◆ **SET EXERCISE**
Copy each line below that includes "Gestión".

◆ **EXTRACTED ENTRIES**
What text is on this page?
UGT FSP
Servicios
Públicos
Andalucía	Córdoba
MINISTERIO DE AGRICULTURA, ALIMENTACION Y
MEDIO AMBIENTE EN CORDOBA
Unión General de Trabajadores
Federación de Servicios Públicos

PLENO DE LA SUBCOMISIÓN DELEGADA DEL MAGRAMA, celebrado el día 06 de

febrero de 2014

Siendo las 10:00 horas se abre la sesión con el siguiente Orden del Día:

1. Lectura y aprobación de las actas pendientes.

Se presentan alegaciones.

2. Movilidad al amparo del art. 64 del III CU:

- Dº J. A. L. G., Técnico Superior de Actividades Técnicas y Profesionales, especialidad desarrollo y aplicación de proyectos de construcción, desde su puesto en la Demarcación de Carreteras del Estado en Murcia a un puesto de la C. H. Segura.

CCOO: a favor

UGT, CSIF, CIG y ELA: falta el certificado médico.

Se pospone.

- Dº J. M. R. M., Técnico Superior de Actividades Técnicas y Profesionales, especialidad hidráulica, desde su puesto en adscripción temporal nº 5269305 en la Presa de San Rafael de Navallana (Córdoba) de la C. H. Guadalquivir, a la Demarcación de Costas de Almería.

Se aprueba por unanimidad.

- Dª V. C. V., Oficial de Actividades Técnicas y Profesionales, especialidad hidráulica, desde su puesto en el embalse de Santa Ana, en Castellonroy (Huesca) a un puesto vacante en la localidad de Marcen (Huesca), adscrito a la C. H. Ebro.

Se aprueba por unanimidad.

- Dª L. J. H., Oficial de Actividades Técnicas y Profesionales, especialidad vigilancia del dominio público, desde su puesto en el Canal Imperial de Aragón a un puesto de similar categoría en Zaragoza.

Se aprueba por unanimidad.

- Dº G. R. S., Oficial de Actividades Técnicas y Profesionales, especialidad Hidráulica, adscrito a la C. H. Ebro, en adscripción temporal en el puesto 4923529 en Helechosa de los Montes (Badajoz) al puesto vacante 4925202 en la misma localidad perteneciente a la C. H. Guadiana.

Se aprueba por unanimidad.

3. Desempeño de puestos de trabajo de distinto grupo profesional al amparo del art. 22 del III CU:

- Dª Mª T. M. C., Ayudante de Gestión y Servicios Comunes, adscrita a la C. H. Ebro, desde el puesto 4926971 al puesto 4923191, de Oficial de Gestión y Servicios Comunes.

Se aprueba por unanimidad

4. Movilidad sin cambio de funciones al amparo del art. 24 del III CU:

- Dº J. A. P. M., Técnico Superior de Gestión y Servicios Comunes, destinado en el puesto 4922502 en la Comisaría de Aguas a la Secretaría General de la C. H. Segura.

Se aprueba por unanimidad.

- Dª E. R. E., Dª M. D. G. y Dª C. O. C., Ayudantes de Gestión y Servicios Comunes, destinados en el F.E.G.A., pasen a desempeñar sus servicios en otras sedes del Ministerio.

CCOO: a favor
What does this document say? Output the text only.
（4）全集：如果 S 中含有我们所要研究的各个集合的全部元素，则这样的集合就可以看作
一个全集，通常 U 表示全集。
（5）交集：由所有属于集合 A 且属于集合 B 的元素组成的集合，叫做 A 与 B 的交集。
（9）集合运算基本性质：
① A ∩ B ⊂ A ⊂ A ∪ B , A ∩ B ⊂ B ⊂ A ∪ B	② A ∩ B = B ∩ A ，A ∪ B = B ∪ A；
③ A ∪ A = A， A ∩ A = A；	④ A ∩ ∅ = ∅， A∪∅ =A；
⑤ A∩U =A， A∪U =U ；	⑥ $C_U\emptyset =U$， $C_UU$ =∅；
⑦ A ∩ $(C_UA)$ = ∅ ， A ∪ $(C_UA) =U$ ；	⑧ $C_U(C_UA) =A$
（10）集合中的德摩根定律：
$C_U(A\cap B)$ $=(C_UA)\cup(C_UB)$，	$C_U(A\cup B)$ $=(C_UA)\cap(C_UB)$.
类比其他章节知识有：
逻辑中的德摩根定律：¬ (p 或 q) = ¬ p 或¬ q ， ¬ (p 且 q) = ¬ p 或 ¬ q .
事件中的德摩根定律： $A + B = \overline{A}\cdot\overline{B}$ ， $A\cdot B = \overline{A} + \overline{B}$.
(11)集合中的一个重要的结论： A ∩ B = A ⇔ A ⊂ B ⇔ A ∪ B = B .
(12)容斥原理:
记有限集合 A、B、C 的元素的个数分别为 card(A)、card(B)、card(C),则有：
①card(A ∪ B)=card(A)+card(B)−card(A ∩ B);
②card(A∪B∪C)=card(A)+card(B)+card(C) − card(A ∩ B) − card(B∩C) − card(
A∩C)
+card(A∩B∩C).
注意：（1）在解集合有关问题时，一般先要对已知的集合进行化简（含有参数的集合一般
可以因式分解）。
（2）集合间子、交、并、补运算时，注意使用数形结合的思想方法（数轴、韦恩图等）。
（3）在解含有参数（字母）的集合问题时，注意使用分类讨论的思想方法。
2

◆ **ANSWER TO THIS TASK**
- Dª Mª T. M. C., Ayudante de Gestión y Servicios Comunes, adscrita a la C. H. Ebro, desde el puesto 4926971 al puesto 4923191, de Oficial de Gestión y Servicios Comunes.
- Dº J. A. P. M., Técnico Superior de Gestión y Servicios Comunes, destinado en el puesto 4922502 en la Comisaría de Aguas a la Secretaría General de la C. H. Segura.
- Dª E. R. E., Dª M. D. G. y Dª C. O. C., Ayudantes de Gestión y Servicios Comunes, destinados en el F.E.G.A., pasen a desempeñar sus servicios en otras sedes del Ministerio.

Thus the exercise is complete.